Task description:
Take every line from the material that has the word "OLAJTERV" in it.

Dataset items:
/---
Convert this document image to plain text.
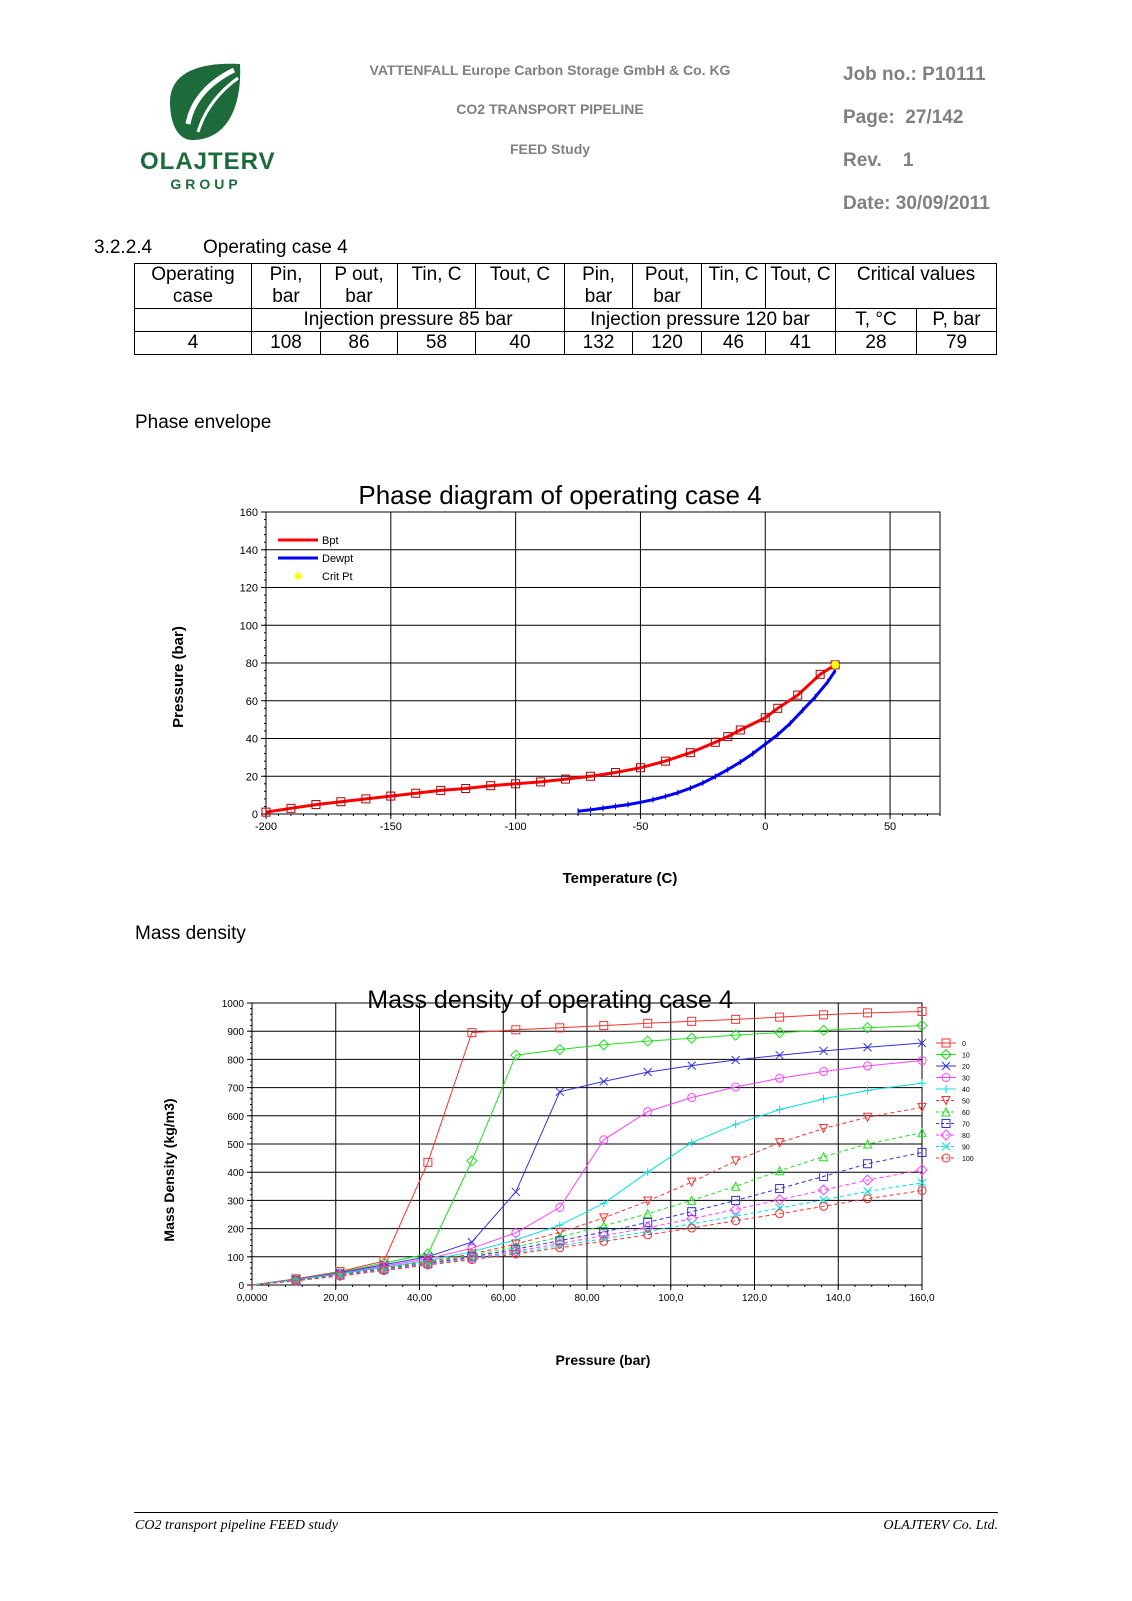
OLAJTERV
GROUP
VATTENFALL Europe Carbon Storage GmbH & Co. KG
CO2 TRANSPORT PIPELINE
FEED Study
Job no.: P10111
Page:  27/142
Rev.    1
Date: 30/09/2011
3.2.2.4	Operating case 4
Operating case	Pin, bar	P out, bar	Tin, C	Tout, C	Pin, bar	Pout, bar	Tin, C	Tout, C	Critical values	
	Injection pressure 85 bar				Injection pressure 120 bar				T, °C	P, bar
4	108	86	58	40	132	120	46	41	28	79
Phase envelope
Mass density
Phase diagram of operating case 4
Pressure (bar)
Temperature (C)
-200	-150	-100	-50	0	50
0
20
40
60
80
100
120
140
160
Bpt
Dewpt
Crit Pt
Mass density of operating case 4
Mass Density (kg/m3)
Pressure (bar)
0,0000	20,00	40,00	60,00	80,00	100,0	120,0	140,0	160,0
0
100
200
300
400
500
600
700
800
900
1000
0
10
20
30
40
50
60
70
80
90
100
CO2 transport pipeline FEED study	OLAJTERV Co. Ltd.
\---
Solution:
OLAJTERV
CO2 transport pipeline FEED study	OLAJTERV Co. Ltd.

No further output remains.